___ Source data
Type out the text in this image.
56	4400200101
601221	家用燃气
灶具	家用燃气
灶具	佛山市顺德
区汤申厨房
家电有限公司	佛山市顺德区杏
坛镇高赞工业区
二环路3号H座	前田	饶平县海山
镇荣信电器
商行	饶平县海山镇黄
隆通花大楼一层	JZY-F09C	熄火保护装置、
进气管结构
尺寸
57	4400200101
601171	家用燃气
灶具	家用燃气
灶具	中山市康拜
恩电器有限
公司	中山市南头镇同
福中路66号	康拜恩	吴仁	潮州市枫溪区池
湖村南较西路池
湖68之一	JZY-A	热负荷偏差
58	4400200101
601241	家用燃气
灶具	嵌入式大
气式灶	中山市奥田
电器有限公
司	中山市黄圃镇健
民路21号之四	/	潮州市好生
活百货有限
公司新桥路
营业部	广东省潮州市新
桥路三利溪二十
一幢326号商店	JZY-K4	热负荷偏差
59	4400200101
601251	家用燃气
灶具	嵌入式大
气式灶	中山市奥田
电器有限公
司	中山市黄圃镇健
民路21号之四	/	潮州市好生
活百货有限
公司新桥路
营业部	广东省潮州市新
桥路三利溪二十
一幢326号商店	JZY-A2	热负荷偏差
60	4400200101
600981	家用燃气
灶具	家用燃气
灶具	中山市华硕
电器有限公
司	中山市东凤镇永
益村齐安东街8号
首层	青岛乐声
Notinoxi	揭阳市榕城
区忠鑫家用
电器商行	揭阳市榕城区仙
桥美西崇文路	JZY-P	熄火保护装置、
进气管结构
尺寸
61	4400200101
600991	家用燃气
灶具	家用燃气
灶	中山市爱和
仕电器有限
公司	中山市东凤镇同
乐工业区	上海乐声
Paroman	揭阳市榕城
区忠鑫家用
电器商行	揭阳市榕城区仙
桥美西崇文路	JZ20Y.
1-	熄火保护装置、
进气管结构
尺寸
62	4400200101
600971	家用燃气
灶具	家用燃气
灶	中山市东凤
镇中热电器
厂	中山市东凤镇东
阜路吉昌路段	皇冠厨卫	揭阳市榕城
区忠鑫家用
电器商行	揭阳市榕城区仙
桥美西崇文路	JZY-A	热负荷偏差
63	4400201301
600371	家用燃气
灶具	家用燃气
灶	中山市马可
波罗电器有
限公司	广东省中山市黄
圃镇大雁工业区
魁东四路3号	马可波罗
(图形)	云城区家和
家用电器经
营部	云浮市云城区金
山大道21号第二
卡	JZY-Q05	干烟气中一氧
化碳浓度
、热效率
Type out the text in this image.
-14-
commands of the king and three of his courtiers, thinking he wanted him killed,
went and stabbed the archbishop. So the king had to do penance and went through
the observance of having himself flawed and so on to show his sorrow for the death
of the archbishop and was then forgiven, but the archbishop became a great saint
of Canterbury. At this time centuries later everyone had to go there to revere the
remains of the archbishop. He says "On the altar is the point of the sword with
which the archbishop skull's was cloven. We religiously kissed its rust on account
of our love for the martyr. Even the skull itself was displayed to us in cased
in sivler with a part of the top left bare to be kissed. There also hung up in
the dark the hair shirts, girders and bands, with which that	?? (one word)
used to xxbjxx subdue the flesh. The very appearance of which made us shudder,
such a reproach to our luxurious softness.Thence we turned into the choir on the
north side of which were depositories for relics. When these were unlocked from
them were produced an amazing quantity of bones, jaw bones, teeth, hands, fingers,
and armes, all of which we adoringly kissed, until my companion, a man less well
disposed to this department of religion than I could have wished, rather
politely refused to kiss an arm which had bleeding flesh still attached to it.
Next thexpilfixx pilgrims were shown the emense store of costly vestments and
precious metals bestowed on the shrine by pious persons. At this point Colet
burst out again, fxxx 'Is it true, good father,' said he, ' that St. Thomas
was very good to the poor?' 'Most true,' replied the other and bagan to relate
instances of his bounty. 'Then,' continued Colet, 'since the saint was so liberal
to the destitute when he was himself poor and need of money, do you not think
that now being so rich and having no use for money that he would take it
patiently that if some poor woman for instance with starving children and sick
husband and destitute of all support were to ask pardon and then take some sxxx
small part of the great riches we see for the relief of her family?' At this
______
Quote the entire listing above exactly.

Type out the text in this image.
56	4400200101
601221	家用燃气
灶具	家用燃气
灶具	佛山市顺德
区汤申厨房
家电有限公司	佛山市顺德区杏
坛镇高赞工业区
二环路3号H座	前田	饶平县海山
镇荣信电器
商行	饶平县海山镇黄
隆通花大楼一层	JZY-F09C	熄火保护装置、
进气管结构
尺寸
57	4400200101
601171	家用燃气
灶具	家用燃气
灶具	中山市康拜
恩电器有限
公司	中山市南头镇同
福中路66号	康拜恩	吴仁	潮州市枫溪区池
湖村南较西路池
湖68之一	JZY-A	热负荷偏差
58	4400200101
601241	家用燃气
灶具	嵌入式大
气式灶	中山市奥田
电器有限公
司	中山市黄圃镇健
民路21号之四	/	潮州市好生
活百货有限
公司新桥路
营业部	广东省潮州市新
桥路三利溪二十
一幢326号商店	JZY-K4	热负荷偏差
59	4400200101
601251	家用燃气
灶具	嵌入式大
气式灶	中山市奥田
电器有限公
司	中山市黄圃镇健
民路21号之四	/	潮州市好生
活百货有限
公司新桥路
营业部	广东省潮州市新
桥路三利溪二十
一幢326号商店	JZY-A2	热负荷偏差
60	4400200101
600981	家用燃气
灶具	家用燃气
灶具	中山市华硕
电器有限公
司	中山市东凤镇永
益村齐安东街8号
首层	青岛乐声
Notinoxi	揭阳市榕城
区忠鑫家用
电器商行	揭阳市榕城区仙
桥美西崇文路	JZY-P	熄火保护装置、
进气管结构
尺寸
61	4400200101
600991	家用燃气
灶具	家用燃气
灶	中山市爱和
仕电器有限
公司	中山市东凤镇同
乐工业区	上海乐声
Paroman	揭阳市榕城
区忠鑫家用
电器商行	揭阳市榕城区仙
桥美西崇文路	JZ20Y.
1-	熄火保护装置、
进气管结构
尺寸
62	4400200101
600971	家用燃气
灶具	家用燃气
灶	中山市东凤
镇中热电器
厂	中山市东凤镇东
阜路吉昌路段	皇冠厨卫	揭阳市榕城
区忠鑫家用
电器商行	揭阳市榕城区仙
桥美西崇文路	JZY-A	热负荷偏差
63	4400201301
600371	家用燃气
灶具	家用燃气
灶	中山市马可
波罗电器有
限公司	广东省中山市黄
圃镇大雁工业区
魁东四路3号	马可波罗
(图形)	云城区家和
家用电器经
营部	云浮市云城区金
山大道21号第二
卡	JZY-Q05	干烟气中一氧
化碳浓度
、热效率
Type out the text in this image.
-14-
commands of the king and three of his courtiers, thinking he wanted him killed,
went and stabbed the archbishop. So the king had to do penance and went through
the observance of having himself flawed and so on to show his sorrow for the death
of the archbishop and was then forgiven, but the archbishop became a great saint
of Canterbury. At this time centuries later everyone had to go there to revere the
remains of the archbishop. He says "On the altar is the point of the sword with
which the archbishop skull's was cloven. We religiously kissed its rust on account
of our love for the martyr. Even the skull itself was displayed to us in cased
in sivler with a part of the top left bare to be kissed. There also hung up in
the dark the hair shirts, girders and bands, with which that	?? (one word)
used to xxbjxx subdue the flesh. The very appearance of which made us shudder,
such a reproach to our luxurious softness.Thence we turned into the choir on the
north side of which were depositories for relics. When these were unlocked from
them were produced an amazing quantity of bones, jaw bones, teeth, hands, fingers,
and armes, all of which we adoringly kissed, until my companion, a man less well
disposed to this department of religion than I could have wished, rather
politely refused to kiss an arm which had bleeding flesh still attached to it.
Next thexpilfixx pilgrims were shown the emense store of costly vestments and
precious metals bestowed on the shrine by pious persons. At this point Colet
burst out again, fxxx 'Is it true, good father,' said he, ' that St. Thomas
was very good to the poor?' 'Most true,' replied the other and bagan to relate
instances of his bounty. 'Then,' continued Colet, 'since the saint was so liberal
to the destitute when he was himself poor and need of money, do you not think
that now being so rich and having no use for money that he would take it
patiently that if some poor woman for instance with starving children and sick
husband and destitute of all support were to ask pardon and then take some sxxx
small part of the great riches we see for the relief of her family?' At this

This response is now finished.